- Job -
Read through the data and report every line in which the word "滿一萬劫" occurs.
══ Information given ══
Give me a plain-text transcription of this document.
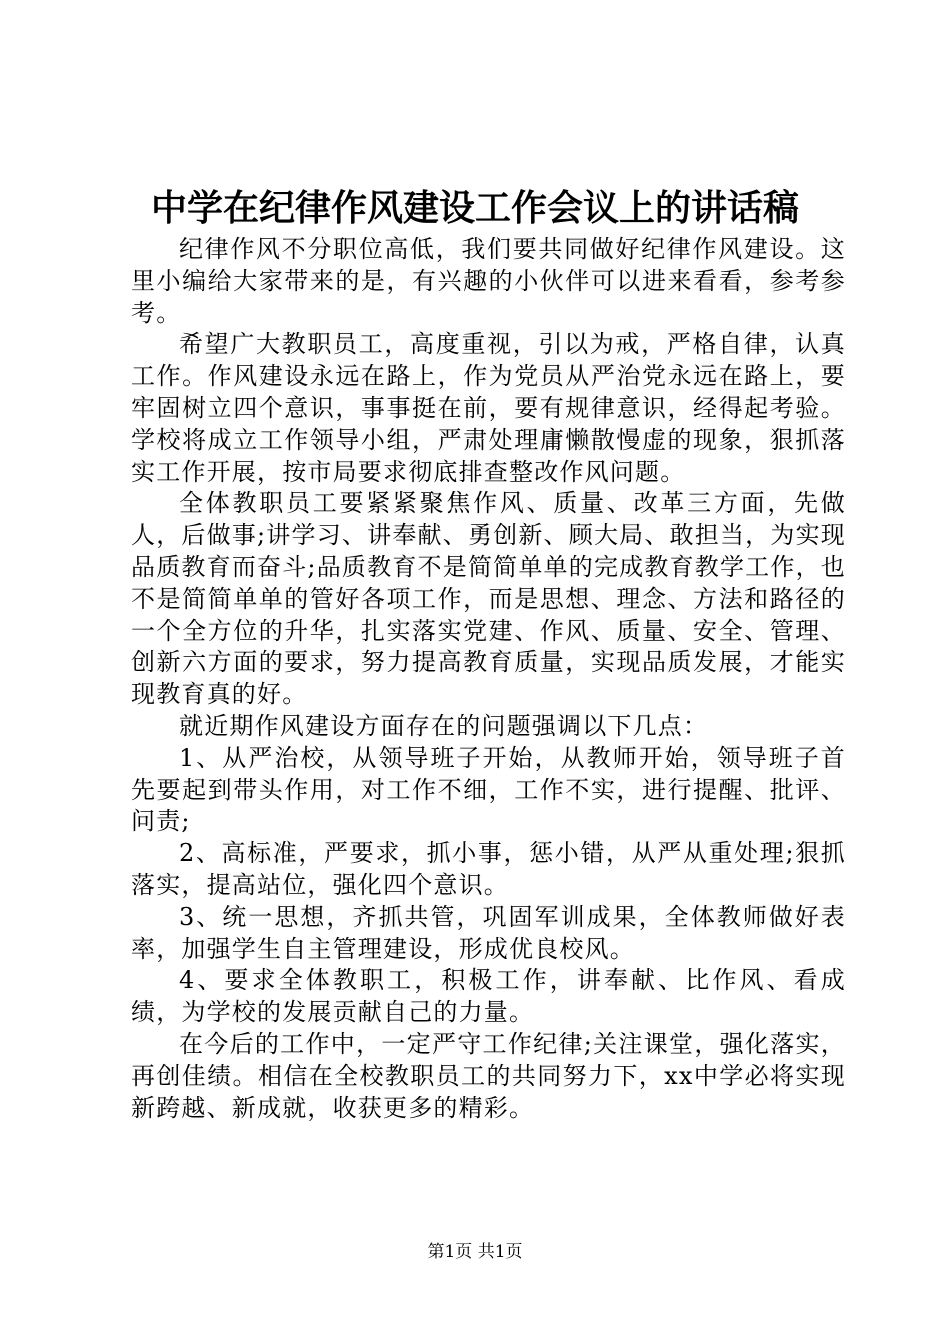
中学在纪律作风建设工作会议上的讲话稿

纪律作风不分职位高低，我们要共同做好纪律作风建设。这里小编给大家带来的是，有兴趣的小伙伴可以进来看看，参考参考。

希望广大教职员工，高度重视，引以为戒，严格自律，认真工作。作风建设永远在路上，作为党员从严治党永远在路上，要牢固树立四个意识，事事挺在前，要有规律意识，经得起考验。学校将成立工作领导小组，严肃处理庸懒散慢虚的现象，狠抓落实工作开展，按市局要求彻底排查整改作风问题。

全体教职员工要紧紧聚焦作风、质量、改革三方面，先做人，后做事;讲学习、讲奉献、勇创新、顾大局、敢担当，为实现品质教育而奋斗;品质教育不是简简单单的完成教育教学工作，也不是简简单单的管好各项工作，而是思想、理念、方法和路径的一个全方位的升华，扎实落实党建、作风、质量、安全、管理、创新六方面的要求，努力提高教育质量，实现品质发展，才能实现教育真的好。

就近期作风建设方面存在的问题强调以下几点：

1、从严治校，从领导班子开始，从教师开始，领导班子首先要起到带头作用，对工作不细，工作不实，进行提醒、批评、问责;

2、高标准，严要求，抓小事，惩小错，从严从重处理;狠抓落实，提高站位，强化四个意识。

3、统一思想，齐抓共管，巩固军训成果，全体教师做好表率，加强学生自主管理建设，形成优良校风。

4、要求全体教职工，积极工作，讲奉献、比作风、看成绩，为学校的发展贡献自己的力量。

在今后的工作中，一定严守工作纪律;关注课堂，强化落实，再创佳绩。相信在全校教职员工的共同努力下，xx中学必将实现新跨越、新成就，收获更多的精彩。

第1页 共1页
═══
══ Information given ══
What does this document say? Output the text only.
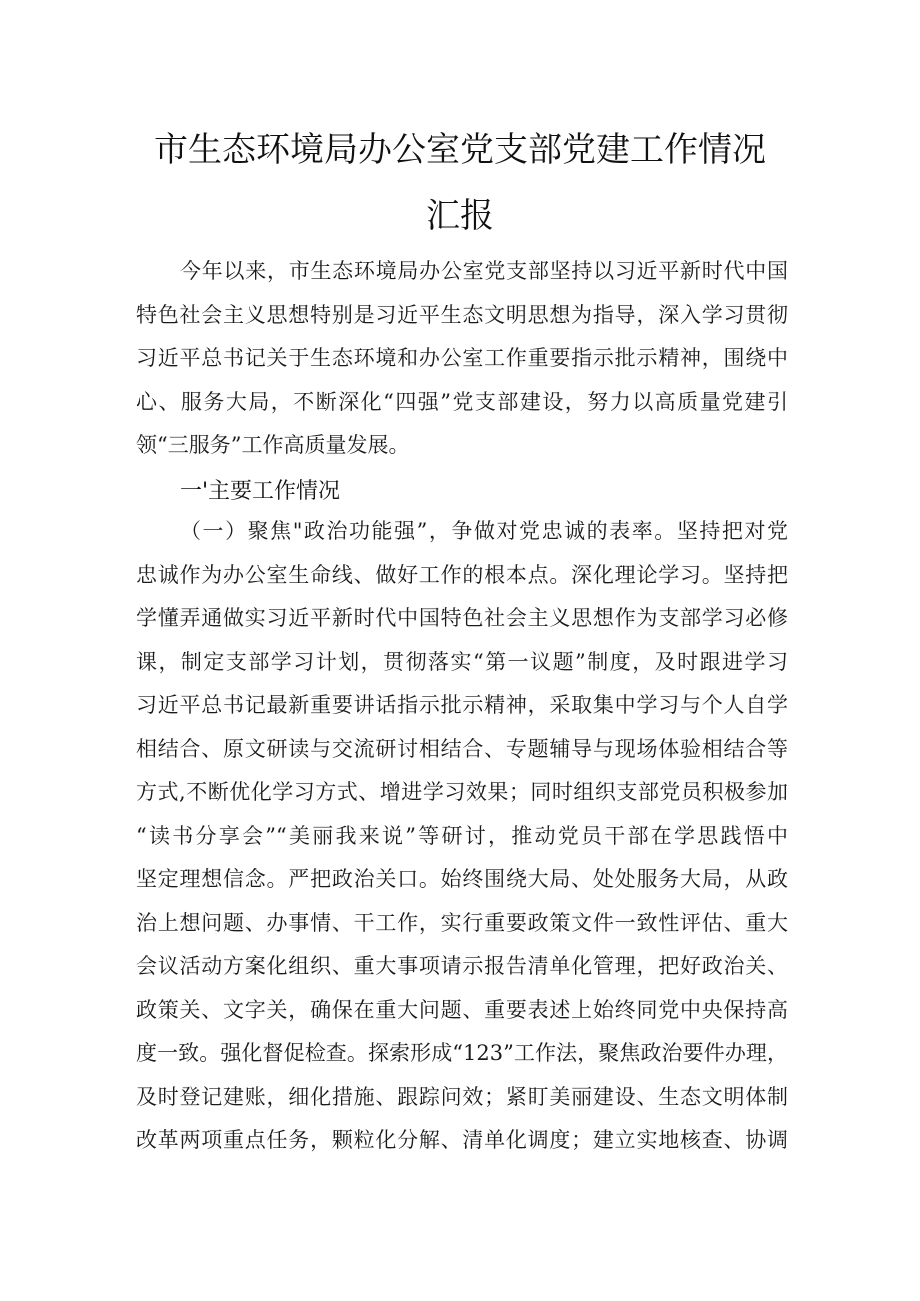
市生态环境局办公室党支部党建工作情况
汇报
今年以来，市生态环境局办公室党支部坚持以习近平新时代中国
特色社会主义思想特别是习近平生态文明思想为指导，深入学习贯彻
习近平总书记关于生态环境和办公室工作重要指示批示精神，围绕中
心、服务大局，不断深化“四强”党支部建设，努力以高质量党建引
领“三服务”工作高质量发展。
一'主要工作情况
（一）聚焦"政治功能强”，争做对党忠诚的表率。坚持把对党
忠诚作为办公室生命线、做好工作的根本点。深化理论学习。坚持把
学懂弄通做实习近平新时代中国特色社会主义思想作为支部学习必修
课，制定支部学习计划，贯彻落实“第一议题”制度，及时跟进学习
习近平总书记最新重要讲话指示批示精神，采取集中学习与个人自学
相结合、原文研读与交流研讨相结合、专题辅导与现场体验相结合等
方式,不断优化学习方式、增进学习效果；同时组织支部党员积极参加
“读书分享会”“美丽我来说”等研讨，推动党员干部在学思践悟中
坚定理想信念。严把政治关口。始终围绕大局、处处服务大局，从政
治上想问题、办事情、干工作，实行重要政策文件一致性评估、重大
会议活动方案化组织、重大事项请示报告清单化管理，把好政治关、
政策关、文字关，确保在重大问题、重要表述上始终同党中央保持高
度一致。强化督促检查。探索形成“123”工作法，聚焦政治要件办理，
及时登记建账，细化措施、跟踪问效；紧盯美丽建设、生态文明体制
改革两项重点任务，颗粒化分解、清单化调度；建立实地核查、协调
═══
══ Information given ══
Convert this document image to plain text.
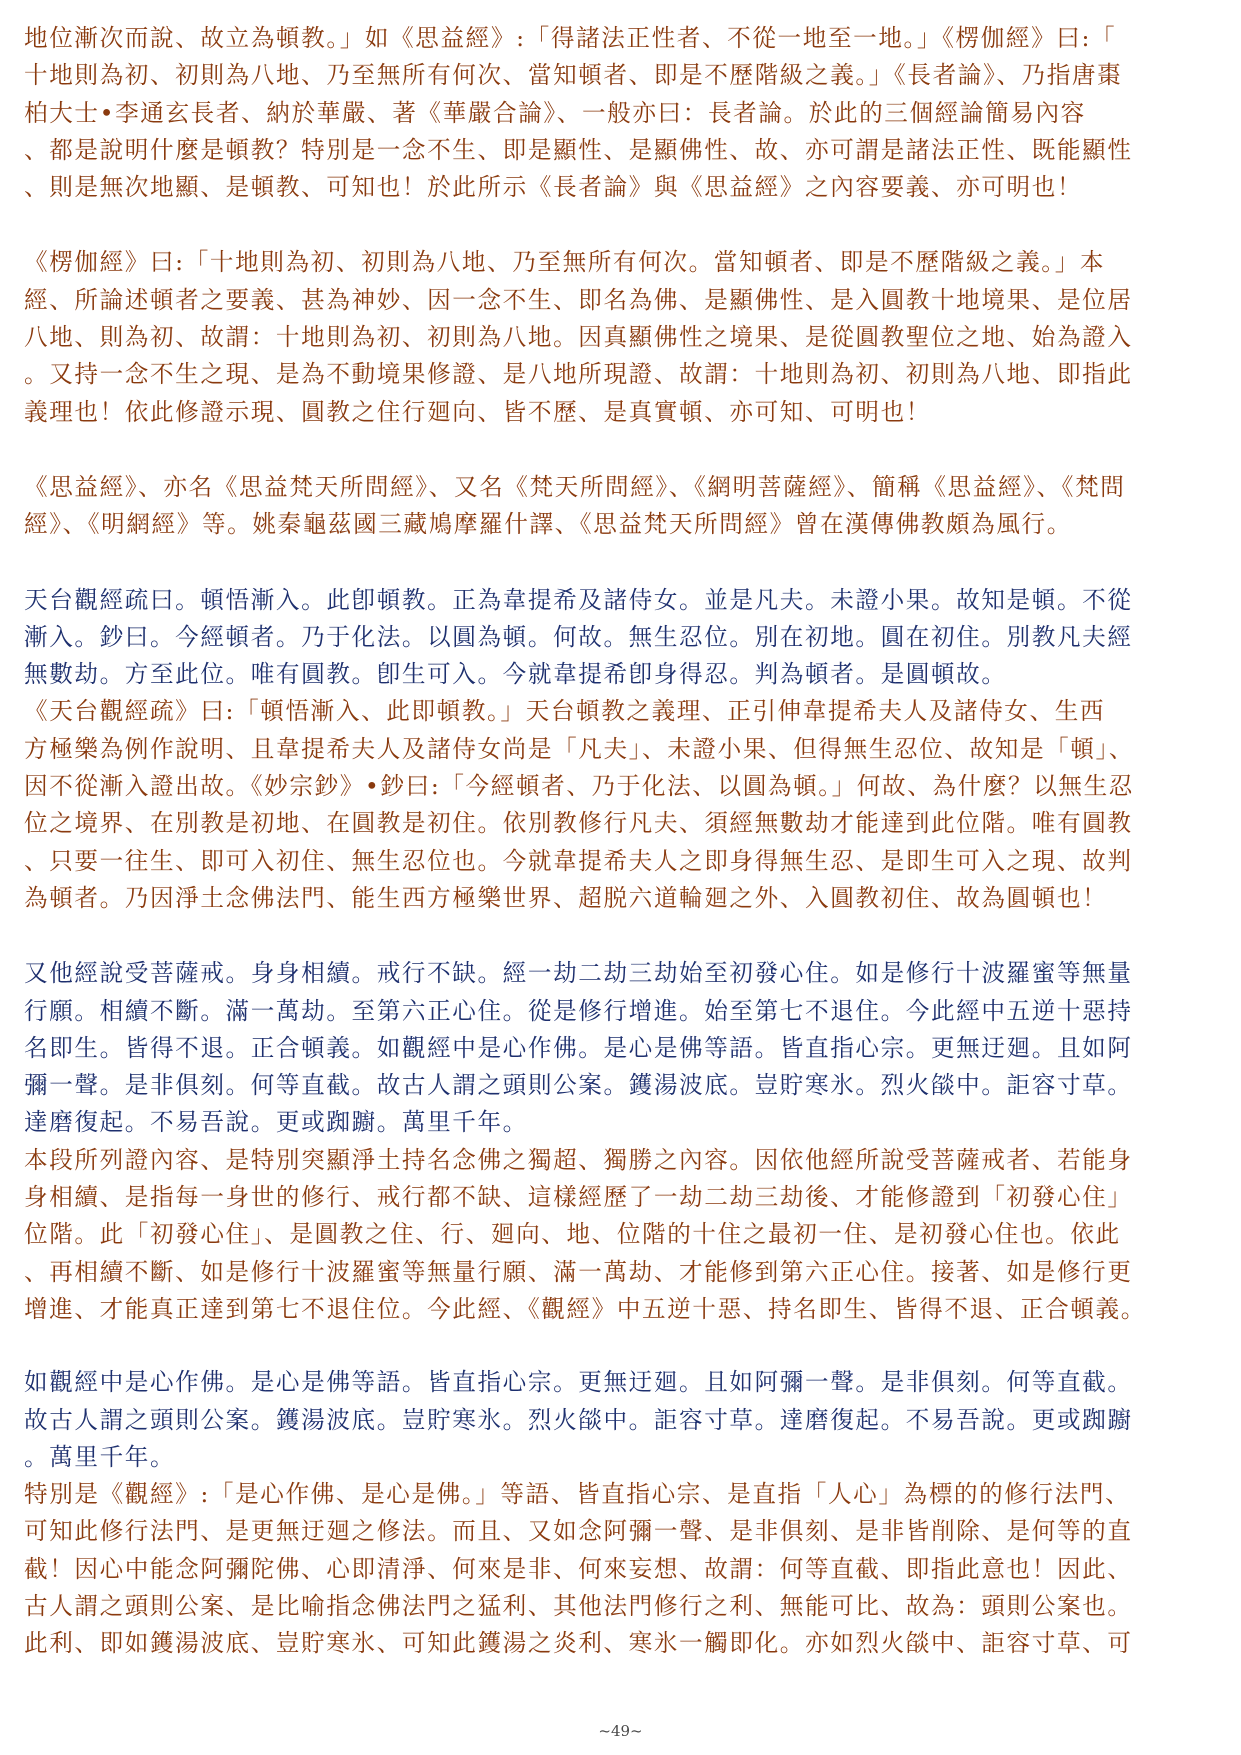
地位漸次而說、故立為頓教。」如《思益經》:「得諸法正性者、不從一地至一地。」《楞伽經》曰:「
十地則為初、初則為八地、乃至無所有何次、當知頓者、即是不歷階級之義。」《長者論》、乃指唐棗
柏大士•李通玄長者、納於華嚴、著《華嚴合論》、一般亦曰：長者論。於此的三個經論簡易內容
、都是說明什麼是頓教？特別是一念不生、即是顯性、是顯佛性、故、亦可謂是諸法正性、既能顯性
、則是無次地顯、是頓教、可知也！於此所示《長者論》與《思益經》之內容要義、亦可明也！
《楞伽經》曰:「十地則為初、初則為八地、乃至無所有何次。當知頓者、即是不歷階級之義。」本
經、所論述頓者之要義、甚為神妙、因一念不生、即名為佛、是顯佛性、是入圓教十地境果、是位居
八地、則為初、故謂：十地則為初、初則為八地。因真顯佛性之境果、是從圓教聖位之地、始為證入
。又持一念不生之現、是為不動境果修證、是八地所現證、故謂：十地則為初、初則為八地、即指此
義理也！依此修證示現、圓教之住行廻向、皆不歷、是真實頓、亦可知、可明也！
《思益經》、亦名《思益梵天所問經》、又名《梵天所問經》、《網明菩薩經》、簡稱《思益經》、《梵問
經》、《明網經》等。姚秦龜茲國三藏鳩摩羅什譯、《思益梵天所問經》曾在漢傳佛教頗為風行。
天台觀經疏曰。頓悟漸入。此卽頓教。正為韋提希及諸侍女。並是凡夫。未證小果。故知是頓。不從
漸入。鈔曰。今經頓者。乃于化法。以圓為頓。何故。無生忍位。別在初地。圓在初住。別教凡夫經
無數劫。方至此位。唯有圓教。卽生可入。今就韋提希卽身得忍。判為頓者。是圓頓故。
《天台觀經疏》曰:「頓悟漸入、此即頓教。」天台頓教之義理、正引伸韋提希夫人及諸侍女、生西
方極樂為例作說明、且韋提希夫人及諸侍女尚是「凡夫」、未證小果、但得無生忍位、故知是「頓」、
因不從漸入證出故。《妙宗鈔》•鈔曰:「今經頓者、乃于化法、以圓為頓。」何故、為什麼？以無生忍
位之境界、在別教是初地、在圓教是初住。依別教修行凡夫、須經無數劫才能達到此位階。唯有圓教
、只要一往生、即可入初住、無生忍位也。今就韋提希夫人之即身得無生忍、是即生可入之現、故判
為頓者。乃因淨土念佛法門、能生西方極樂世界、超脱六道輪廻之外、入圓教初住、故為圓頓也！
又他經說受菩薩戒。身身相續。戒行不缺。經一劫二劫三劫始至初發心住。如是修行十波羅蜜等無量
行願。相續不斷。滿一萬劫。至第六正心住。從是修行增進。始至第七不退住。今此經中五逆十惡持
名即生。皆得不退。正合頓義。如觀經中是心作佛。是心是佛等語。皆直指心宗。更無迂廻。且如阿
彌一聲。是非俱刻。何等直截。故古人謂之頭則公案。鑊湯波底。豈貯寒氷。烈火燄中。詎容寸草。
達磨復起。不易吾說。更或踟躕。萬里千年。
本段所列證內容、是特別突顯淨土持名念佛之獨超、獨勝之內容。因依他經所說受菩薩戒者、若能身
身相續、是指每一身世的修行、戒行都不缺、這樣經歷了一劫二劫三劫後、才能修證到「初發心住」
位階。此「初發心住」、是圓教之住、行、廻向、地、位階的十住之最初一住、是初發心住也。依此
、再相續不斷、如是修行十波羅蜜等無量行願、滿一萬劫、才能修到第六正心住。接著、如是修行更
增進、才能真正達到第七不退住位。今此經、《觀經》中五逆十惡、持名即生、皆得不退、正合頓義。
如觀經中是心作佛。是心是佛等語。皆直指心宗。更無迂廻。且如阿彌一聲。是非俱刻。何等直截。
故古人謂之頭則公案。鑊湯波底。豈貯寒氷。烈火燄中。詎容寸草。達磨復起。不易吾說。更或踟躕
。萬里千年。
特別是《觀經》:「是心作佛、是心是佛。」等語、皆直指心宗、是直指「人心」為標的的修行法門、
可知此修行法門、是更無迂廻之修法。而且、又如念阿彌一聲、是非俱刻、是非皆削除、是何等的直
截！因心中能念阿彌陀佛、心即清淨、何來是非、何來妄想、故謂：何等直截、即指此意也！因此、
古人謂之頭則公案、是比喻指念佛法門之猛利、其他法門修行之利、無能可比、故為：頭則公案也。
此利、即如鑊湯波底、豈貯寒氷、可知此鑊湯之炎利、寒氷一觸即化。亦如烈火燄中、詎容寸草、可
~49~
═══
- Result -
行願。相續不斷。滿一萬劫。至第六正心住。從是修行增進。始至第七不退住。今此經中五逆十惡持
、再相續不斷、如是修行十波羅蜜等無量行願、滿一萬劫、才能修到第六正心住。接著、如是修行更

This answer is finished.